++++ Data shown
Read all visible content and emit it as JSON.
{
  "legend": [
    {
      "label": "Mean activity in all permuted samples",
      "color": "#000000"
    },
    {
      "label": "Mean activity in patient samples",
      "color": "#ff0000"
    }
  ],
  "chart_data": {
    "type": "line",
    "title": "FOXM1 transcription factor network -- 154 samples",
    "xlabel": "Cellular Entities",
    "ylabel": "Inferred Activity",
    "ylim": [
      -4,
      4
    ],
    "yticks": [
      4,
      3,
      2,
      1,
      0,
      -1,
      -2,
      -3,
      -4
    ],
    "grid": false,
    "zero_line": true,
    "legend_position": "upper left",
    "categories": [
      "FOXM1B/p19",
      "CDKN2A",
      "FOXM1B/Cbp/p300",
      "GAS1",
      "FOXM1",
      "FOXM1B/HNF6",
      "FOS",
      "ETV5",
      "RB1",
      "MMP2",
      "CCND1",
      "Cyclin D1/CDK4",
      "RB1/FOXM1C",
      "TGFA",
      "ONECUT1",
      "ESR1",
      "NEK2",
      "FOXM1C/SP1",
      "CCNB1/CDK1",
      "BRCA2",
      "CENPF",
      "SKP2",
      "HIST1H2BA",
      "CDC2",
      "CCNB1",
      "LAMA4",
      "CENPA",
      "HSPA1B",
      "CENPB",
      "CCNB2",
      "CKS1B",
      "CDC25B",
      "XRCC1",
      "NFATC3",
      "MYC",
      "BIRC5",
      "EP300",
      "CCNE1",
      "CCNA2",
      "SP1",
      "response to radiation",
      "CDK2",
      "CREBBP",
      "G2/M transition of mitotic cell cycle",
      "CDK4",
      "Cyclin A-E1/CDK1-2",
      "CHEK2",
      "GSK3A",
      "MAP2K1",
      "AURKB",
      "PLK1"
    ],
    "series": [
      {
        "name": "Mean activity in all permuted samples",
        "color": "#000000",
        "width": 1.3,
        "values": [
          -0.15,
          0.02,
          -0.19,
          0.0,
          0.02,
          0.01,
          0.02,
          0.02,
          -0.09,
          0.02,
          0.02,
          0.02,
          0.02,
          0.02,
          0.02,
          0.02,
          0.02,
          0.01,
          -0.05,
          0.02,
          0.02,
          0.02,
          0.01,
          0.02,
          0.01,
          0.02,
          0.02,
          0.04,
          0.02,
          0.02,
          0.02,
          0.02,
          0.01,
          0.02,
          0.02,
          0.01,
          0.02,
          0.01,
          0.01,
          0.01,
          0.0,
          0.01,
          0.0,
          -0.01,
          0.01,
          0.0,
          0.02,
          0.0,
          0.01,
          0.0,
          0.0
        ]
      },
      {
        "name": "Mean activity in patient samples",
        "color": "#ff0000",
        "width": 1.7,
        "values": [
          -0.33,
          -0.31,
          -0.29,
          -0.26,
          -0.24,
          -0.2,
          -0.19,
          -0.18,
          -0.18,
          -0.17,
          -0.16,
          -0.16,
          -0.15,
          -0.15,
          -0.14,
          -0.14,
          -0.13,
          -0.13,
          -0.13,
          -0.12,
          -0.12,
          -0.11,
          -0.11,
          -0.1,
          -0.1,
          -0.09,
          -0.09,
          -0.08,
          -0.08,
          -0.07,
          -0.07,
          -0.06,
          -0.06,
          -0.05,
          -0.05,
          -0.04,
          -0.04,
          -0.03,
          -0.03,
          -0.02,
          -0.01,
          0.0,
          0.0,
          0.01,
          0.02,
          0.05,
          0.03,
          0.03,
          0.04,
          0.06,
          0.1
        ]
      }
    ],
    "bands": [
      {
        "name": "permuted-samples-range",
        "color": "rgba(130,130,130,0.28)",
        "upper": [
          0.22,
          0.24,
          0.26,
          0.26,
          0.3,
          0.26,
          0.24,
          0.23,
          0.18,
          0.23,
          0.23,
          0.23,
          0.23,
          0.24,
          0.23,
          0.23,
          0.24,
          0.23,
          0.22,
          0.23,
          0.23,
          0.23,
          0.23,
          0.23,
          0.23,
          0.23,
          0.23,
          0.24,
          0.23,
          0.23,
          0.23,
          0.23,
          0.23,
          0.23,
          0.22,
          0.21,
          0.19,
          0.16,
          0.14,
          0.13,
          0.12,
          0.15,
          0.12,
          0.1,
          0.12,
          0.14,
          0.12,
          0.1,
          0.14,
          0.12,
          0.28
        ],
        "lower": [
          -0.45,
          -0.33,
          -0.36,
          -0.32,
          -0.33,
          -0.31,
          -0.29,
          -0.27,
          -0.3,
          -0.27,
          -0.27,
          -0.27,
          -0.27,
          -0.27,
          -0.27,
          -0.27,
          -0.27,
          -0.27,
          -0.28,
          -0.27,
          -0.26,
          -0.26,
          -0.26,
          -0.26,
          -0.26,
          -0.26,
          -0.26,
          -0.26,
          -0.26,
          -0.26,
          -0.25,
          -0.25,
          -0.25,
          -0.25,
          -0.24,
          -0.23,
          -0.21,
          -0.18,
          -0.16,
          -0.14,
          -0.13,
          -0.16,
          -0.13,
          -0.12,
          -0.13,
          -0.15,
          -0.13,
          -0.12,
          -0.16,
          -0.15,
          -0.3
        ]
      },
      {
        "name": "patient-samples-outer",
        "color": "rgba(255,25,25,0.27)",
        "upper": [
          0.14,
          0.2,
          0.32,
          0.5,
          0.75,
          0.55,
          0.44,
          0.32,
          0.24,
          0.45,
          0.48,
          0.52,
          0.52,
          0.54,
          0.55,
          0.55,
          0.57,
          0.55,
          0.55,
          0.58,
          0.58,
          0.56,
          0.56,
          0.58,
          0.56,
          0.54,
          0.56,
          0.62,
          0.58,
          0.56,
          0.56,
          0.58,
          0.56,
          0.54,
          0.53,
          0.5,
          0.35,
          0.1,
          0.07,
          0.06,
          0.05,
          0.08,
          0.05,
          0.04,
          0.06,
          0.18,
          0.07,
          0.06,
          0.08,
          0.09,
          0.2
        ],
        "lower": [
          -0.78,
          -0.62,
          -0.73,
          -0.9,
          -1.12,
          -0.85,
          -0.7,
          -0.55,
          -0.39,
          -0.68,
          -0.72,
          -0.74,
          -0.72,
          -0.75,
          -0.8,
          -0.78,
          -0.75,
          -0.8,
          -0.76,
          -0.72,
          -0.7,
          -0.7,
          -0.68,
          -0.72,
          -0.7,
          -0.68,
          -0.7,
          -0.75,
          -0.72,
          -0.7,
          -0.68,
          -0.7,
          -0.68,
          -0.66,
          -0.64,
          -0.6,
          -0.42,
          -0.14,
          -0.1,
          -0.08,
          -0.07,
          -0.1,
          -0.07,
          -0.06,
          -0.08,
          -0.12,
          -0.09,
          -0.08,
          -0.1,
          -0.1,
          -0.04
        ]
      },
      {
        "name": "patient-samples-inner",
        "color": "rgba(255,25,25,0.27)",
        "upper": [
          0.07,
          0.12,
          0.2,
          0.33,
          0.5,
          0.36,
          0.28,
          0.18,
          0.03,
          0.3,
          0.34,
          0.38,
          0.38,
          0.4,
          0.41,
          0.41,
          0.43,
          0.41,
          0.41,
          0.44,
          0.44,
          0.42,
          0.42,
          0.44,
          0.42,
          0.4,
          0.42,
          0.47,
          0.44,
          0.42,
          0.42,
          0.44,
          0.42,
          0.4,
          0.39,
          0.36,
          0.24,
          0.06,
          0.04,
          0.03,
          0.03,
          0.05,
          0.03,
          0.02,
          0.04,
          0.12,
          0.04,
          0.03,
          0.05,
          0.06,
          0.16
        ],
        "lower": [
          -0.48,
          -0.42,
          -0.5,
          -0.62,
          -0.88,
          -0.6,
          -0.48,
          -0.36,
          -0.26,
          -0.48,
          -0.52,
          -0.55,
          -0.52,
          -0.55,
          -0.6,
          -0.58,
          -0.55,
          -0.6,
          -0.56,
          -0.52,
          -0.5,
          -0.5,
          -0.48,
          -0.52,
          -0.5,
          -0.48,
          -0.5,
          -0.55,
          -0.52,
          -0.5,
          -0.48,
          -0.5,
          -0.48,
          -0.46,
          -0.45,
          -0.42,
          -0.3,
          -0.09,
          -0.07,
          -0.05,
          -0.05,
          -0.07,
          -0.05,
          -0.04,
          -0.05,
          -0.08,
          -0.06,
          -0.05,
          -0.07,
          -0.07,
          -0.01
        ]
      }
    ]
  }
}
++++++++
- Stated goal -
Find the lines holding "permuted" and list every one.

- Result of the task -
      "label": "Mean activity in all permuted samples",
        "name": "Mean activity in all permuted samples",
        "name": "permuted-samples-range",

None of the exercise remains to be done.